* BEGIN *

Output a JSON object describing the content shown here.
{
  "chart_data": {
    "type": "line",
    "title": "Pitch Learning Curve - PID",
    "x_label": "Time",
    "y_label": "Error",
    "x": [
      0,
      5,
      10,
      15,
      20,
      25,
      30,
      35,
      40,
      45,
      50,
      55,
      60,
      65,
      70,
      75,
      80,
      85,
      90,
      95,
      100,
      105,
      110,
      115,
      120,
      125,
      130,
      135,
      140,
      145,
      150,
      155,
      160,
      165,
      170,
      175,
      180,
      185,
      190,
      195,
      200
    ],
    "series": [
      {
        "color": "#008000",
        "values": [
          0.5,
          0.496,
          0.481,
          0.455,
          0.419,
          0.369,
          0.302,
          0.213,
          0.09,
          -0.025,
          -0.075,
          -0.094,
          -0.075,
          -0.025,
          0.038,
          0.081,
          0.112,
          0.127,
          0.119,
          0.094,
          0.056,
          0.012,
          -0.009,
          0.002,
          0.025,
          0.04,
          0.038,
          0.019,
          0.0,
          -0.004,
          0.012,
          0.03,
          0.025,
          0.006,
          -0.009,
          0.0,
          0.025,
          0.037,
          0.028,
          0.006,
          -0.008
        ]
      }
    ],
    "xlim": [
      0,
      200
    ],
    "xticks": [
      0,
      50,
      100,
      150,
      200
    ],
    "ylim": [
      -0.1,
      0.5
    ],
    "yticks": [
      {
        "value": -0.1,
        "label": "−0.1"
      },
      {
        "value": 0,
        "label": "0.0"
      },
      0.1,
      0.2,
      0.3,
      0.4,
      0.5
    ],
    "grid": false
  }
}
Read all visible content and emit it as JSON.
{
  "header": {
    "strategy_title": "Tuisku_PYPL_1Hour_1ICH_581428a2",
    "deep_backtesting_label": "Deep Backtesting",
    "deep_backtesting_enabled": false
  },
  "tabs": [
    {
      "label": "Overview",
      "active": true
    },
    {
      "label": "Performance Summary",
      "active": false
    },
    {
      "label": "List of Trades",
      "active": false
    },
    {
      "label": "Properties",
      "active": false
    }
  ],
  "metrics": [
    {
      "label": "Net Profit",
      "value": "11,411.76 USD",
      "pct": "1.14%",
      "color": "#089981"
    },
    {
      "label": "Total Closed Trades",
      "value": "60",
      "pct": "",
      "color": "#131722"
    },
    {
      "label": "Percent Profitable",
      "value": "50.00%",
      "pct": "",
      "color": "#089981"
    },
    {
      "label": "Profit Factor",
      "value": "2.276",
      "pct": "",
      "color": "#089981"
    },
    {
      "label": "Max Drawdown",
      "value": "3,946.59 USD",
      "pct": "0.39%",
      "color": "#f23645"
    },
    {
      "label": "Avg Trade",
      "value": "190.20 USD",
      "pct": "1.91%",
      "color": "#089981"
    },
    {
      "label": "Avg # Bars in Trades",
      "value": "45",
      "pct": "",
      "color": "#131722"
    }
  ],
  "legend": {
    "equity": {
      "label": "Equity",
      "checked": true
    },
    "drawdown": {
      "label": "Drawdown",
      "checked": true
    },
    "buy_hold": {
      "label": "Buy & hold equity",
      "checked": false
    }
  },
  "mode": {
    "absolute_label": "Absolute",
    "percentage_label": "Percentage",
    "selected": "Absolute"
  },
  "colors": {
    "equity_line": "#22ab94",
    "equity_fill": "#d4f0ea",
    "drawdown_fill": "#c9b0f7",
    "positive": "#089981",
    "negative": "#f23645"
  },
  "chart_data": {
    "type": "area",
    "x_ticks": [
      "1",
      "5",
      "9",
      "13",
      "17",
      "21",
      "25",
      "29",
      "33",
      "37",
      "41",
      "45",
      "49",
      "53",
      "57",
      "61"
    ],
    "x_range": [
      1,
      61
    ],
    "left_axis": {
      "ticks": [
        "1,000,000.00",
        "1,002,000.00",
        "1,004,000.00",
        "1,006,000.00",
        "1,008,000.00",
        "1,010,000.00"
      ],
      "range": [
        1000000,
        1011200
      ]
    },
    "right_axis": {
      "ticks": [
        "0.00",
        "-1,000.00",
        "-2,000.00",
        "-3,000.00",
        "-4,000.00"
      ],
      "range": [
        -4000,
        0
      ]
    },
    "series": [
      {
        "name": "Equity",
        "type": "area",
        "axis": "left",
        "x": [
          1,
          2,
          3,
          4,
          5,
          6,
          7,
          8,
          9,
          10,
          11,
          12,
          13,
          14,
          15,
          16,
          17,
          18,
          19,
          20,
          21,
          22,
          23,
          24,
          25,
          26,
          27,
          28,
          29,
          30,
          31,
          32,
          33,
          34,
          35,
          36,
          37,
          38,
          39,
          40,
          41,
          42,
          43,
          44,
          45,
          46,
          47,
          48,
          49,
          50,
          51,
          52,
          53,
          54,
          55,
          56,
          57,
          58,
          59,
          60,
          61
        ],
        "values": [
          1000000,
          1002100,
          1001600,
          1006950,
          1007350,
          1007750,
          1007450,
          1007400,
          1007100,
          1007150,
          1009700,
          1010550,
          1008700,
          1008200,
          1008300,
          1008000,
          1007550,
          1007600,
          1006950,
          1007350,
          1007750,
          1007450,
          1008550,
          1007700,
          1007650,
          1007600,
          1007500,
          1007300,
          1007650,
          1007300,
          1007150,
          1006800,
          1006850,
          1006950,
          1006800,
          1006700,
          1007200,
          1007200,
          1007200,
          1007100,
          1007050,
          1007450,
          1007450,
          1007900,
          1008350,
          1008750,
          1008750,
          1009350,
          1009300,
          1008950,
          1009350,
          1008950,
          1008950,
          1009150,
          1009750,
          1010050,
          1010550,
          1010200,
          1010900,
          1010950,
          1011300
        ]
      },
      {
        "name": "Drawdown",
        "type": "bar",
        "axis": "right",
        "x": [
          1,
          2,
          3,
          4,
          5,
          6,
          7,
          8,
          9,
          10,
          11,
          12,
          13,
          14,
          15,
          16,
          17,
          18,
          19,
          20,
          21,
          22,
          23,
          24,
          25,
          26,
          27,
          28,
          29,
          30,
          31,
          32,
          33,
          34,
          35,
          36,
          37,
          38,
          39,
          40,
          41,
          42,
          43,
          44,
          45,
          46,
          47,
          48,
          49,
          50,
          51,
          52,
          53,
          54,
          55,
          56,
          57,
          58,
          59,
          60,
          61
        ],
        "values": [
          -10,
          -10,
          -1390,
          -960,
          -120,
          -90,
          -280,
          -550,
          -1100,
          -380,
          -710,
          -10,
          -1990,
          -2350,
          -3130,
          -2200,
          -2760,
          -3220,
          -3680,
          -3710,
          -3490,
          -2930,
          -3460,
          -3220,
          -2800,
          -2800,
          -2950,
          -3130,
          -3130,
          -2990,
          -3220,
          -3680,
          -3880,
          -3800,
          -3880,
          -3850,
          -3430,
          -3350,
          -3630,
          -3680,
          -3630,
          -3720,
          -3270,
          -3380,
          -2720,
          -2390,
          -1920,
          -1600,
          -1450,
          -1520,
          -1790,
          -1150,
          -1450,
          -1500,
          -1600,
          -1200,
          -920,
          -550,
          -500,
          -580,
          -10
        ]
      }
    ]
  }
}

* END *

PROBLEM TO SOLVE ▸
Reproduce each record exactly, leaving nothing out.

SOLUTION TO THE PROBLEM ▸
Output a JSON object describing the content shown here.
{
  "chart_data": {
    "type": "line",
    "title": "Pitch Learning Curve - PID",
    "x_label": "Time",
    "y_label": "Error",
    "x": [
      0,
      5,
      10,
      15,
      20,
      25,
      30,
      35,
      40,
      45,
      50,
      55,
      60,
      65,
      70,
      75,
      80,
      85,
      90,
      95,
      100,
      105,
      110,
      115,
      120,
      125,
      130,
      135,
      140,
      145,
      150,
      155,
      160,
      165,
      170,
      175,
      180,
      185,
      190,
      195,
      200
    ],
    "series": [
      {
        "color": "#008000",
        "values": [
          0.5,
          0.496,
          0.481,
          0.455,
          0.419,
          0.369,
          0.302,
          0.213,
          0.09,
          -0.025,
          -0.075,
          -0.094,
          -0.075,
          -0.025,
          0.038,
          0.081,
          0.112,
          0.127,
          0.119,
          0.094,
          0.056,
          0.012,
          -0.009,
          0.002,
          0.025,
          0.04,
          0.038,
          0.019,
          0.0,
          -0.004,
          0.012,
          0.03,
          0.025,
          0.006,
          -0.009,
          0.0,
          0.025,
          0.037,
          0.028,
          0.006,
          -0.008
        ]
      }
    ],
    "xlim": [
      0,
      200
    ],
    "xticks": [
      0,
      50,
      100,
      150,
      200
    ],
    "ylim": [
      -0.1,
      0.5
    ],
    "yticks": [
      {
        "value": -0.1,
        "label": "−0.1"
      },
      {
        "value": 0,
        "label": "0.0"
      },
      0.1,
      0.2,
      0.3,
      0.4,
      0.5
    ],
    "grid": false
  }
}
Read all visible content and emit it as JSON.
{
  "header": {
    "strategy_title": "Tuisku_PYPL_1Hour_1ICH_581428a2",
    "deep_backtesting_label": "Deep Backtesting",
    "deep_backtesting_enabled": false
  },
  "tabs": [
    {
      "label": "Overview",
      "active": true
    },
    {
      "label": "Performance Summary",
      "active": false
    },
    {
      "label": "List of Trades",
      "active": false
    },
    {
      "label": "Properties",
      "active": false
    }
  ],
  "metrics": [
    {
      "label": "Net Profit",
      "value": "11,411.76 USD",
      "pct": "1.14%",
      "color": "#089981"
    },
    {
      "label": "Total Closed Trades",
      "value": "60",
      "pct": "",
      "color": "#131722"
    },
    {
      "label": "Percent Profitable",
      "value": "50.00%",
      "pct": "",
      "color": "#089981"
    },
    {
      "label": "Profit Factor",
      "value": "2.276",
      "pct": "",
      "color": "#089981"
    },
    {
      "label": "Max Drawdown",
      "value": "3,946.59 USD",
      "pct": "0.39%",
      "color": "#f23645"
    },
    {
      "label": "Avg Trade",
      "value": "190.20 USD",
      "pct": "1.91%",
      "color": "#089981"
    },
    {
      "label": "Avg # Bars in Trades",
      "value": "45",
      "pct": "",
      "color": "#131722"
    }
  ],
  "legend": {
    "equity": {
      "label": "Equity",
      "checked": true
    },
    "drawdown": {
      "label": "Drawdown",
      "checked": true
    },
    "buy_hold": {
      "label": "Buy & hold equity",
      "checked": false
    }
  },
  "mode": {
    "absolute_label": "Absolute",
    "percentage_label": "Percentage",
    "selected": "Absolute"
  },
  "colors": {
    "equity_line": "#22ab94",
    "equity_fill": "#d4f0ea",
    "drawdown_fill": "#c9b0f7",
    "positive": "#089981",
    "negative": "#f23645"
  },
  "chart_data": {
    "type": "area",
    "x_ticks": [
      "1",
      "5",
      "9",
      "13",
      "17",
      "21",
      "25",
      "29",
      "33",
      "37",
      "41",
      "45",
      "49",
      "53",
      "57",
      "61"
    ],
    "x_range": [
      1,
      61
    ],
    "left_axis": {
      "ticks": [
        "1,000,000.00",
        "1,002,000.00",
        "1,004,000.00",
        "1,006,000.00",
        "1,008,000.00",
        "1,010,000.00"
      ],
      "range": [
        1000000,
        1011200
      ]
    },
    "right_axis": {
      "ticks": [
        "0.00",
        "-1,000.00",
        "-2,000.00",
        "-3,000.00",
        "-4,000.00"
      ],
      "range": [
        -4000,
        0
      ]
    },
    "series": [
      {
        "name": "Equity",
        "type": "area",
        "axis": "left",
        "x": [
          1,
          2,
          3,
          4,
          5,
          6,
          7,
          8,
          9,
          10,
          11,
          12,
          13,
          14,
          15,
          16,
          17,
          18,
          19,
          20,
          21,
          22,
          23,
          24,
          25,
          26,
          27,
          28,
          29,
          30,
          31,
          32,
          33,
          34,
          35,
          36,
          37,
          38,
          39,
          40,
          41,
          42,
          43,
          44,
          45,
          46,
          47,
          48,
          49,
          50,
          51,
          52,
          53,
          54,
          55,
          56,
          57,
          58,
          59,
          60,
          61
        ],
        "values": [
          1000000,
          1002100,
          1001600,
          1006950,
          1007350,
          1007750,
          1007450,
          1007400,
          1007100,
          1007150,
          1009700,
          1010550,
          1008700,
          1008200,
          1008300,
          1008000,
          1007550,
          1007600,
          1006950,
          1007350,
          1007750,
          1007450,
          1008550,
          1007700,
          1007650,
          1007600,
          1007500,
          1007300,
          1007650,
          1007300,
          1007150,
          1006800,
          1006850,
          1006950,
          1006800,
          1006700,
          1007200,
          1007200,
          1007200,
          1007100,
          1007050,
          1007450,
          1007450,
          1007900,
          1008350,
          1008750,
          1008750,
          1009350,
          1009300,
          1008950,
          1009350,
          1008950,
          1008950,
          1009150,
          1009750,
          1010050,
          1010550,
          1010200,
          1010900,
          1010950,
          1011300
        ]
      },
      {
        "name": "Drawdown",
        "type": "bar",
        "axis": "right",
        "x": [
          1,
          2,
          3,
          4,
          5,
          6,
          7,
          8,
          9,
          10,
          11,
          12,
          13,
          14,
          15,
          16,
          17,
          18,
          19,
          20,
          21,
          22,
          23,
          24,
          25,
          26,
          27,
          28,
          29,
          30,
          31,
          32,
          33,
          34,
          35,
          36,
          37,
          38,
          39,
          40,
          41,
          42,
          43,
          44,
          45,
          46,
          47,
          48,
          49,
          50,
          51,
          52,
          53,
          54,
          55,
          56,
          57,
          58,
          59,
          60,
          61
        ],
        "values": [
          -10,
          -10,
          -1390,
          -960,
          -120,
          -90,
          -280,
          -550,
          -1100,
          -380,
          -710,
          -10,
          -1990,
          -2350,
          -3130,
          -2200,
          -2760,
          -3220,
          -3680,
          -3710,
          -3490,
          -2930,
          -3460,
          -3220,
          -2800,
          -2800,
          -2950,
          -3130,
          -3130,
          -2990,
          -3220,
          -3680,
          -3880,
          -3800,
          -3880,
          -3850,
          -3430,
          -3350,
          -3630,
          -3680,
          -3630,
          -3720,
          -3270,
          -3380,
          -2720,
          -2390,
          -1920,
          -1600,
          -1450,
          -1520,
          -1790,
          -1150,
          -1450,
          -1500,
          -1600,
          -1200,
          -920,
          -550,
          -500,
          -580,
          -10
        ]
      }
    ]
  }
}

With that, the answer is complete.